● **Exercise task**
Omit every picture and return the rest of the data unaltered.

● **Records to use**
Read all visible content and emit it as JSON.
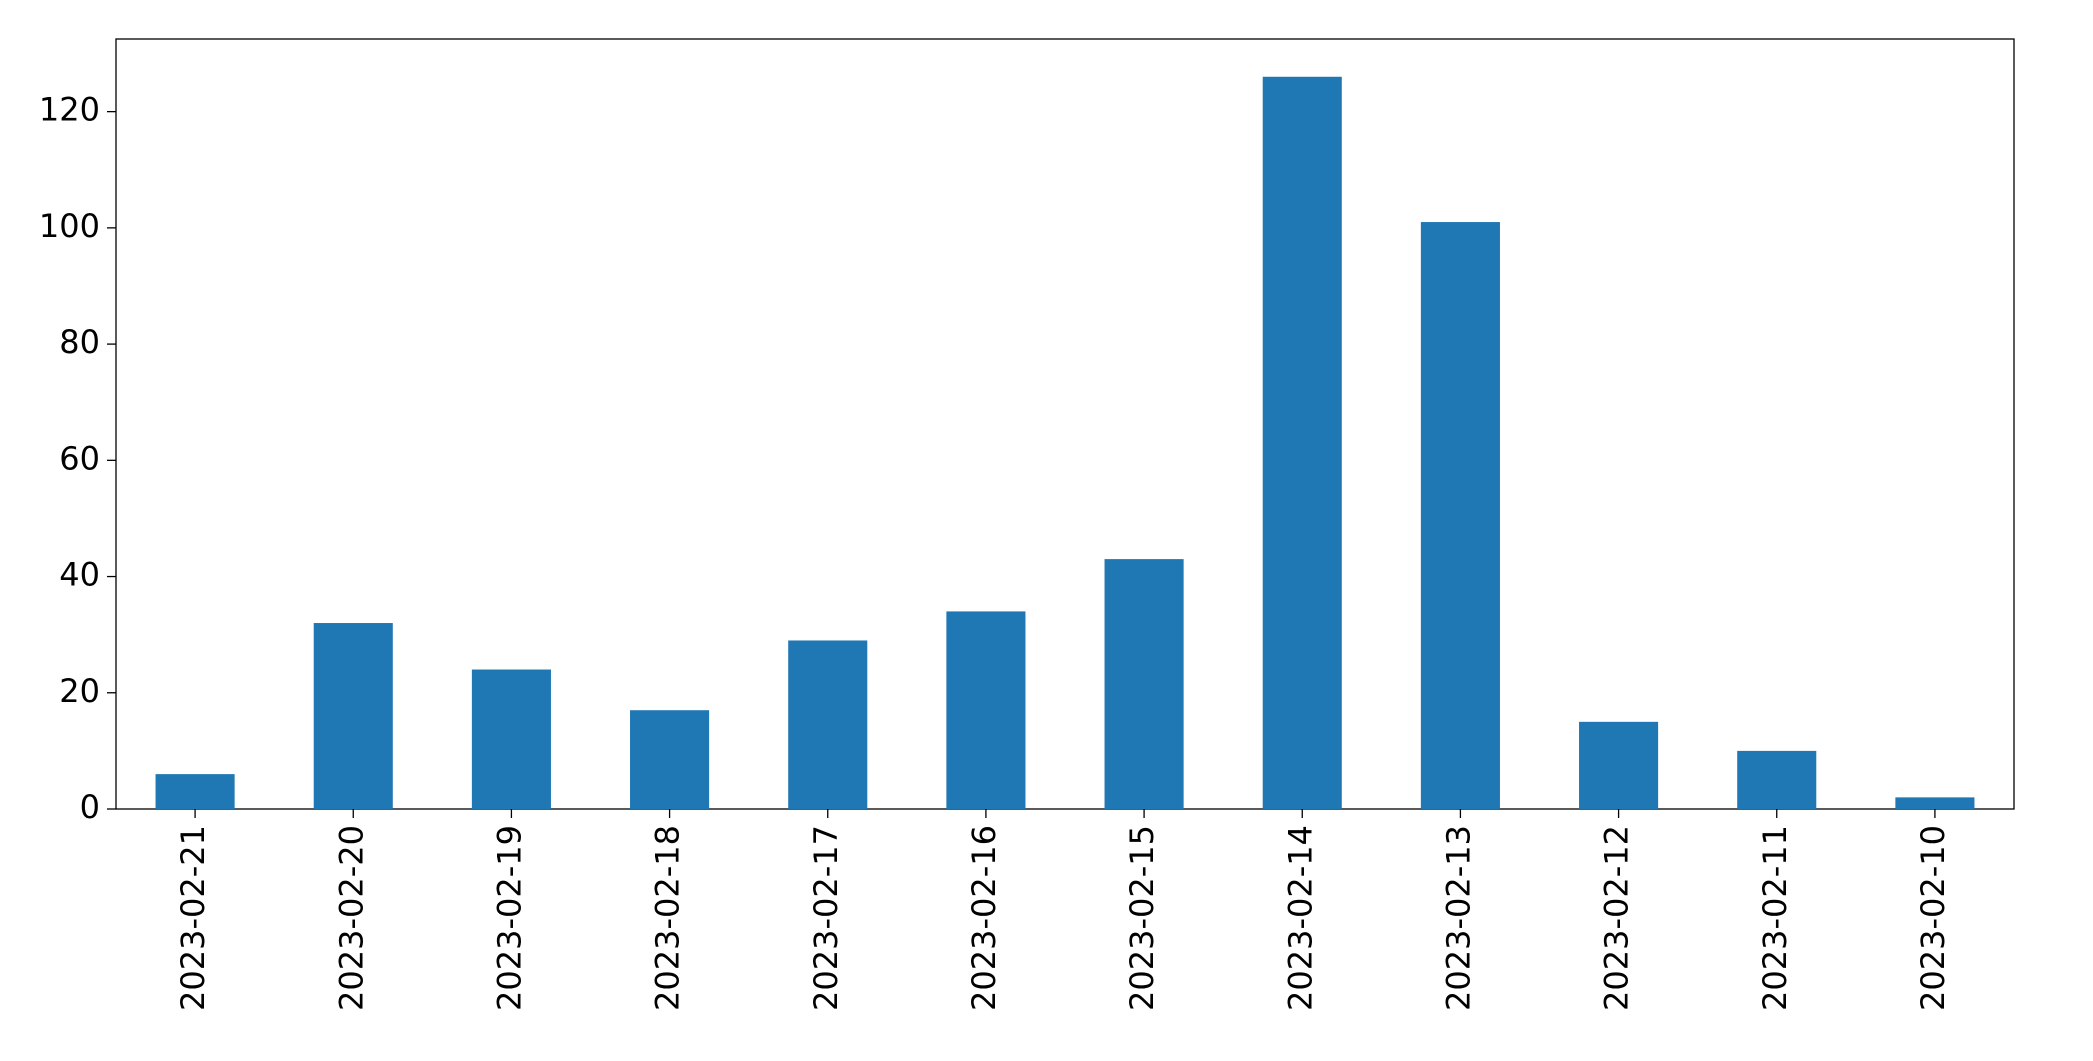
{
  "chart_data": {
    "type": "bar",
    "categories": [
      "2023-02-21",
      "2023-02-20",
      "2023-02-19",
      "2023-02-18",
      "2023-02-17",
      "2023-02-16",
      "2023-02-15",
      "2023-02-14",
      "2023-02-13",
      "2023-02-12",
      "2023-02-11",
      "2023-02-10"
    ],
    "values": [
      6,
      32,
      24,
      17,
      29,
      34,
      43,
      126,
      101,
      15,
      10,
      2
    ],
    "color": "#1f77b4",
    "ylim": [
      0,
      132.5
    ],
    "yticks": [
      0,
      20,
      40,
      60,
      80,
      100,
      120
    ],
    "grid": false
  }
}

● **Exercise answer**
Read all visible content and emit it as JSON.
{
  "chart_data": {
    "type": "bar",
    "categories": [
      "2023-02-21",
      "2023-02-20",
      "2023-02-19",
      "2023-02-18",
      "2023-02-17",
      "2023-02-16",
      "2023-02-15",
      "2023-02-14",
      "2023-02-13",
      "2023-02-12",
      "2023-02-11",
      "2023-02-10"
    ],
    "values": [
      6,
      32,
      24,
      17,
      29,
      34,
      43,
      126,
      101,
      15,
      10,
      2
    ],
    "color": "#1f77b4",
    "ylim": [
      0,
      132.5
    ],
    "yticks": [
      0,
      20,
      40,
      60,
      80,
      100,
      120
    ],
    "grid": false
  }
}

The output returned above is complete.